## DO THIS
Filter the listing and keep only the lines with the word "title".

╭──

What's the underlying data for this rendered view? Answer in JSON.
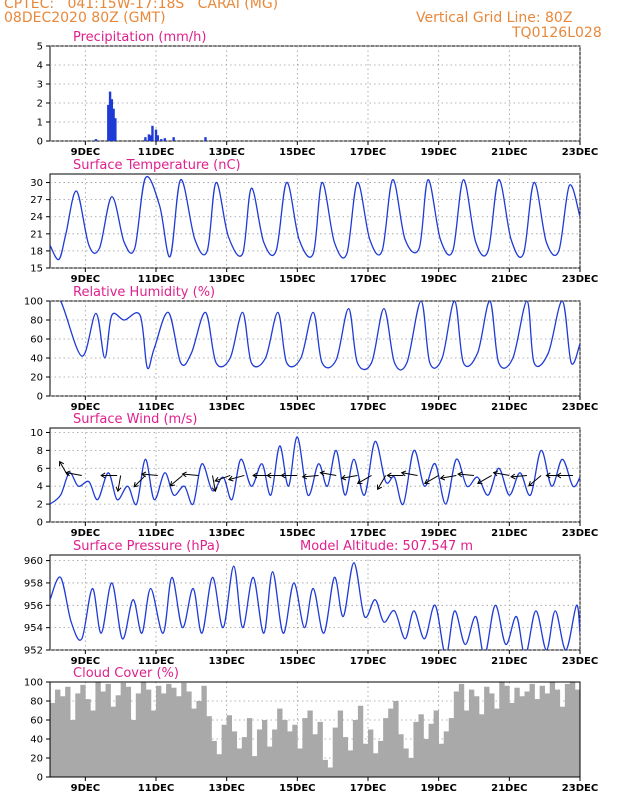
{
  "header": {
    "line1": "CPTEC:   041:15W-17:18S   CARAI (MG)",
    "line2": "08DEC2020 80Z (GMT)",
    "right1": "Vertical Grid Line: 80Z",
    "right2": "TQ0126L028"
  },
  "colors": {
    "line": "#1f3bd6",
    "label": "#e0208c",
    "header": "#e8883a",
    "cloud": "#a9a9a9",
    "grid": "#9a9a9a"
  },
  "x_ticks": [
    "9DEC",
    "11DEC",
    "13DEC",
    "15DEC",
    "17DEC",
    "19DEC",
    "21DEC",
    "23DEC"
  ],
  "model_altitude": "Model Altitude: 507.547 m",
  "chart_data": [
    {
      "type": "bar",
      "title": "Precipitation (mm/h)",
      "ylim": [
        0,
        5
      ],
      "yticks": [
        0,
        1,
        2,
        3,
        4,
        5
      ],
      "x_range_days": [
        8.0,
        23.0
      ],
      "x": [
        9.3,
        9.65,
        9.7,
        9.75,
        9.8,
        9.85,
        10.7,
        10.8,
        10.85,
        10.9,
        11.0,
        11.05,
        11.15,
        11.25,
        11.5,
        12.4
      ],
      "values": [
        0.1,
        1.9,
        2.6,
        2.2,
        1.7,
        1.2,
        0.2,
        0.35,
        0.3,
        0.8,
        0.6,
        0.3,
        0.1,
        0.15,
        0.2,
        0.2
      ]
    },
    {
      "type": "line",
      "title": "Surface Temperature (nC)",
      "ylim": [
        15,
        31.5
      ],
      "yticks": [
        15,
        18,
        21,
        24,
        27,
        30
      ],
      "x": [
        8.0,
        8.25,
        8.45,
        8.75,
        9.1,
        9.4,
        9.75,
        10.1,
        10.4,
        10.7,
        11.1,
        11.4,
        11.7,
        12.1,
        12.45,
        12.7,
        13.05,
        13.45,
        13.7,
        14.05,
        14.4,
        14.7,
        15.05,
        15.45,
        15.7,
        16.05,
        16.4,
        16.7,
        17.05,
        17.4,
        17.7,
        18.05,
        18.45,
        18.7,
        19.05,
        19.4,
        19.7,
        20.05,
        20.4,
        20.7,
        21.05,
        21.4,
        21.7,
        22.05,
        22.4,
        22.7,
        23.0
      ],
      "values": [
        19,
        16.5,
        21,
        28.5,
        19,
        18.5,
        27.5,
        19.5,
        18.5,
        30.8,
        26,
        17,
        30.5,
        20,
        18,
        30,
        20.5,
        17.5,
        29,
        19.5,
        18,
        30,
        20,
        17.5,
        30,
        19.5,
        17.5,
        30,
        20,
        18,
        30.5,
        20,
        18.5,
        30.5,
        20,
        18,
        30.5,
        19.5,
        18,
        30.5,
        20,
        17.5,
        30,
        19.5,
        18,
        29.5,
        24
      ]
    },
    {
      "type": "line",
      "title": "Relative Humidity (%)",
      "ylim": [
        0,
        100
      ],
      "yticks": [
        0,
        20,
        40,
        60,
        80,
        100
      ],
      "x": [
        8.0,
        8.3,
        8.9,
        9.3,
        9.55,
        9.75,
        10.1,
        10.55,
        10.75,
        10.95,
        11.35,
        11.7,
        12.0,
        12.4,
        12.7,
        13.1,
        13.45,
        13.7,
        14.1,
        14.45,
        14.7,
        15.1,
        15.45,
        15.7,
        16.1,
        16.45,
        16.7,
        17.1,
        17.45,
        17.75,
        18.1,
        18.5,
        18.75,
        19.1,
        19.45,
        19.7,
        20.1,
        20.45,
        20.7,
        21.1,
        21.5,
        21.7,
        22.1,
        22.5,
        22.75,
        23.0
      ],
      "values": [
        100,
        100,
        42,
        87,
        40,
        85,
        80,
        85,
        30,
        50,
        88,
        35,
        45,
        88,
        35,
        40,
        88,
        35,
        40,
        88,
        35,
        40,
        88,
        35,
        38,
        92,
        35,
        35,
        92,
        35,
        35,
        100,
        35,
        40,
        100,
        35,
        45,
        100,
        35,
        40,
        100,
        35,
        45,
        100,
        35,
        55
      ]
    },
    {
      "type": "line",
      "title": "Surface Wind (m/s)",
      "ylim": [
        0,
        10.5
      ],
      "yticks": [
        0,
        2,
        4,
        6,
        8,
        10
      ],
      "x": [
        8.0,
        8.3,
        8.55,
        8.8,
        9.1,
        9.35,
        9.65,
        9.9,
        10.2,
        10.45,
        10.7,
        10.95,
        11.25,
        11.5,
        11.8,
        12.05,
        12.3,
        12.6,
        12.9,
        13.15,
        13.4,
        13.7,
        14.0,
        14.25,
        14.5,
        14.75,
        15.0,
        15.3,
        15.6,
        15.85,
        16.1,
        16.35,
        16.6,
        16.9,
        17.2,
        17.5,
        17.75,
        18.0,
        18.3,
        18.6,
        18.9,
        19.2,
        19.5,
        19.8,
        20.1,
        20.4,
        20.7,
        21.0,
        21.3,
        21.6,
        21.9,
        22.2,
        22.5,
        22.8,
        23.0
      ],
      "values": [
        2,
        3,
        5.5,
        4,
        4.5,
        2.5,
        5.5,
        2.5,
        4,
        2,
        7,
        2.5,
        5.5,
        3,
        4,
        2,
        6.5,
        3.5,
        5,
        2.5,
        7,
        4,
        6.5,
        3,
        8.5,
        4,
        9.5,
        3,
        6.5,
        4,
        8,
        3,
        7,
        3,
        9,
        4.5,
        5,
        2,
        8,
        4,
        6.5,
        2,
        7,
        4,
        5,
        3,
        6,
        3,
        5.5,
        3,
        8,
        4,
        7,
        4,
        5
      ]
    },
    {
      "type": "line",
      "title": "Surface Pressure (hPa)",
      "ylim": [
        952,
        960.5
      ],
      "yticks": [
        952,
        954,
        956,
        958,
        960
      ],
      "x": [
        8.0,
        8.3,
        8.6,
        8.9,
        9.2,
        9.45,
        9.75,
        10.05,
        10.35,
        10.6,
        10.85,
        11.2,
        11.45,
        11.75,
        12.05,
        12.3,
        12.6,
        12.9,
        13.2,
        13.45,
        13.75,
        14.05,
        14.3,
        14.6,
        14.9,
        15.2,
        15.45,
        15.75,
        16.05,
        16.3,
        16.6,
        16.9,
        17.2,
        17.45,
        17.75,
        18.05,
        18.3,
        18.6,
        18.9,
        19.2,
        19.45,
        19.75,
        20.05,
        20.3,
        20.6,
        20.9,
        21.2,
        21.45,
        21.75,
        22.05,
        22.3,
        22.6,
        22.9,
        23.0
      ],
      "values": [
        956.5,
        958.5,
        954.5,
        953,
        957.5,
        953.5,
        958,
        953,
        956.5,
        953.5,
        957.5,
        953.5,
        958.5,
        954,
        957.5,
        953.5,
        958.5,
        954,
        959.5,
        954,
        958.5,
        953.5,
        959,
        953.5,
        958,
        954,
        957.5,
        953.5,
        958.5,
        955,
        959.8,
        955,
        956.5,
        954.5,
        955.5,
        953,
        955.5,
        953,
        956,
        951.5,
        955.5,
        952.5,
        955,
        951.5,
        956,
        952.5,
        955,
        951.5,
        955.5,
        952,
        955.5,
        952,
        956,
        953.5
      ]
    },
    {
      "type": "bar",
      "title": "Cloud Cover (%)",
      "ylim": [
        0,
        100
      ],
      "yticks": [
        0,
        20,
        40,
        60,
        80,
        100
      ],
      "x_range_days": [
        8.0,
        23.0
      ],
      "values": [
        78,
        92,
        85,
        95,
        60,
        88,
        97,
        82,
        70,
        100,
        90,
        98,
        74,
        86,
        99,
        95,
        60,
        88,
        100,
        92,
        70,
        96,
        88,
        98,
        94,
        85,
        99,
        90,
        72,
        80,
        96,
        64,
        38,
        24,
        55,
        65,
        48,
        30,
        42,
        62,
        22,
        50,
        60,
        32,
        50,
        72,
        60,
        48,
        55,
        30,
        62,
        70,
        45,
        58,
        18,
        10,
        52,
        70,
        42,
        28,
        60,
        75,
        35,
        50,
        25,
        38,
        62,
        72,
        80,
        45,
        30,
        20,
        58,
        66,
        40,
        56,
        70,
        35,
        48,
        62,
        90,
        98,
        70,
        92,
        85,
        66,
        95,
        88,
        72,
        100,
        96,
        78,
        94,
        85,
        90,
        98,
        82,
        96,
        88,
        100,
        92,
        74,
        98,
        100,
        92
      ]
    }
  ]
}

╰──

## WORKED SOLUTION
      "title": "Precipitation (mm/h)",
      "title": "Surface Temperature (nC)",
      "title": "Relative Humidity (%)",
      "title": "Surface Wind (m/s)",
      "title": "Surface Pressure (hPa)",
      "title": "Cloud Cover (%)",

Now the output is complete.